- Task statement: Select lines where the word "JSON" appears.

(Stored data)

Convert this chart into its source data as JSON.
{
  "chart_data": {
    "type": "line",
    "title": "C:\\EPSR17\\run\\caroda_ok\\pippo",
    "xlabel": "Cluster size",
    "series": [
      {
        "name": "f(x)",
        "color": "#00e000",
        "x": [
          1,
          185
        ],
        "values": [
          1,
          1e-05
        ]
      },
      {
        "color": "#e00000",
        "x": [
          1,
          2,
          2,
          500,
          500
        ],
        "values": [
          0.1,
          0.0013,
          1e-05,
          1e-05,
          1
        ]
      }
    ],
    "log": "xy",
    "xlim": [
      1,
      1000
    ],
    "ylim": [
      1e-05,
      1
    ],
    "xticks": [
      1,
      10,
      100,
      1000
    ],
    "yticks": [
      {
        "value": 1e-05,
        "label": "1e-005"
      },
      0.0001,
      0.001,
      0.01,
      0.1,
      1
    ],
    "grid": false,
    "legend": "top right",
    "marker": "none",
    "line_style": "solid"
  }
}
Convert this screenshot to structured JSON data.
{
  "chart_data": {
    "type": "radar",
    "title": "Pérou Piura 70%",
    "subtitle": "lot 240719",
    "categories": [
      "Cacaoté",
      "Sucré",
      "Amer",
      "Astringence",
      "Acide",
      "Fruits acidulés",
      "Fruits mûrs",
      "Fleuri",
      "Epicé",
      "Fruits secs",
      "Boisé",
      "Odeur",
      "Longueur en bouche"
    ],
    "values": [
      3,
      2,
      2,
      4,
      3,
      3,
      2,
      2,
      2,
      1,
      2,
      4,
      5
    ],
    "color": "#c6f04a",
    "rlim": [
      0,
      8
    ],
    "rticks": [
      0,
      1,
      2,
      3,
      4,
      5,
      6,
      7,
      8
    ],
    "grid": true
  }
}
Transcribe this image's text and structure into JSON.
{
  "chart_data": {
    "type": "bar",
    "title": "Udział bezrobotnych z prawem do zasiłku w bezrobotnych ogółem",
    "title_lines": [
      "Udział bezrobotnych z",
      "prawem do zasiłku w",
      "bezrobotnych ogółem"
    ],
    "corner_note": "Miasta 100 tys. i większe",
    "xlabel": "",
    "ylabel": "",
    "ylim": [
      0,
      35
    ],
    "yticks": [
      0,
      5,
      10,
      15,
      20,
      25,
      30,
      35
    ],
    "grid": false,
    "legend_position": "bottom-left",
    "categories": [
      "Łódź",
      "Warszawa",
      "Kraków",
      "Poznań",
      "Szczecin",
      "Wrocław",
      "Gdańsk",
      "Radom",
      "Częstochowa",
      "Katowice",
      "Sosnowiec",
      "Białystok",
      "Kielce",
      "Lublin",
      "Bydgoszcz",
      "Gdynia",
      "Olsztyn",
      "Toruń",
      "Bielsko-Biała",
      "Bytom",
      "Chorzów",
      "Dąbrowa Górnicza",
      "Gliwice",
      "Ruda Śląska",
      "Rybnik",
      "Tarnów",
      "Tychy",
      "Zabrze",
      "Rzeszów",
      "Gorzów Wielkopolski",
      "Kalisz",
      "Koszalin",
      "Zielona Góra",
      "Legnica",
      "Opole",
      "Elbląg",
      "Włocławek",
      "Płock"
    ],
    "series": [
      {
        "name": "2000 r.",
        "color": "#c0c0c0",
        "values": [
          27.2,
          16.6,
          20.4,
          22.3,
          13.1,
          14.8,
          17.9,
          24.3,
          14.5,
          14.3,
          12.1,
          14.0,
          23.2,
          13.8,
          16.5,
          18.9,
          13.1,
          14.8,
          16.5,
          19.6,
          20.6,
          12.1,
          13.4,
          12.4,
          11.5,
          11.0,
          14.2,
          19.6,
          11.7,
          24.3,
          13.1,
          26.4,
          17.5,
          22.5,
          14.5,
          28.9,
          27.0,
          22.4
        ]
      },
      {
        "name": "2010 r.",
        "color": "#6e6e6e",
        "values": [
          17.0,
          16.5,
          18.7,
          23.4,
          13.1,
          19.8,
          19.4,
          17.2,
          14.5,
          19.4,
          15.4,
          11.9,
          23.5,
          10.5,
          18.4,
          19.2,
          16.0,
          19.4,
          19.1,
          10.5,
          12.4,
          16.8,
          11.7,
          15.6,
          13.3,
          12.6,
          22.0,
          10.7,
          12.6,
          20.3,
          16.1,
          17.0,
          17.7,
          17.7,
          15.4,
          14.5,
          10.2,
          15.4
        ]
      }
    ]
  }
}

- Full answer:
Convert this chart into its source data as JSON.
Convert this screenshot to structured JSON data.
Transcribe this image's text and structure into JSON.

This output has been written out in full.